### Records supplied

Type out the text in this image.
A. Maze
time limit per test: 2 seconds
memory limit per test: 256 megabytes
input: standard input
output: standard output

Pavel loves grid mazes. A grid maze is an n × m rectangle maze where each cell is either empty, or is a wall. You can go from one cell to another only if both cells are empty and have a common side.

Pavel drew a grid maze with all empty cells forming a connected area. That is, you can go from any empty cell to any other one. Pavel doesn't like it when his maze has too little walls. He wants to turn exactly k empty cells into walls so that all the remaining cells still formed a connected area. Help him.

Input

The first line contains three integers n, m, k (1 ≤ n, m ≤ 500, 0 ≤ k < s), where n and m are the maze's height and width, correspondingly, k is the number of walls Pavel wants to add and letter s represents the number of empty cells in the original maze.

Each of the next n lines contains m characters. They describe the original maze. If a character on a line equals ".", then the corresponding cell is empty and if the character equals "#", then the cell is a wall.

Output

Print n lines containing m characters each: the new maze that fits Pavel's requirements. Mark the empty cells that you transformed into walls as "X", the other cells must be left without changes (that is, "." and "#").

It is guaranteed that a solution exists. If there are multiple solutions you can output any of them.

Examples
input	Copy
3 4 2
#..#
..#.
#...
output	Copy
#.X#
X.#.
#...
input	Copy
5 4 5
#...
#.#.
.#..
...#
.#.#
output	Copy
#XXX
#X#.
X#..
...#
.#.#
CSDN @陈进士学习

### Exercise requirements
Go back to the listing above and please repeat it exactly.

### Reply to the task
Type out the text in this image.
A. Maze
time limit per test: 2 seconds
memory limit per test: 256 megabytes
input: standard input
output: standard output

Pavel loves grid mazes. A grid maze is an n × m rectangle maze where each cell is either empty, or is a wall. You can go from one cell to another only if both cells are empty and have a common side.

Pavel drew a grid maze with all empty cells forming a connected area. That is, you can go from any empty cell to any other one. Pavel doesn't like it when his maze has too little walls. He wants to turn exactly k empty cells into walls so that all the remaining cells still formed a connected area. Help him.

Input

The first line contains three integers n, m, k (1 ≤ n, m ≤ 500, 0 ≤ k < s), where n and m are the maze's height and width, correspondingly, k is the number of walls Pavel wants to add and letter s represents the number of empty cells in the original maze.

Each of the next n lines contains m characters. They describe the original maze. If a character on a line equals ".", then the corresponding cell is empty and if the character equals "#", then the cell is a wall.

Output

Print n lines containing m characters each: the new maze that fits Pavel's requirements. Mark the empty cells that you transformed into walls as "X", the other cells must be left without changes (that is, "." and "#").

It is guaranteed that a solution exists. If there are multiple solutions you can output any of them.

Examples
input	Copy
3 4 2
#..#
..#.
#...
output	Copy
#.X#
X.#.
#...
input	Copy
5 4 5
#...
#.#.
.#..
...#
.#.#
output	Copy
#XXX
#X#.
X#..
...#
.#.#
CSDN @陈进士学习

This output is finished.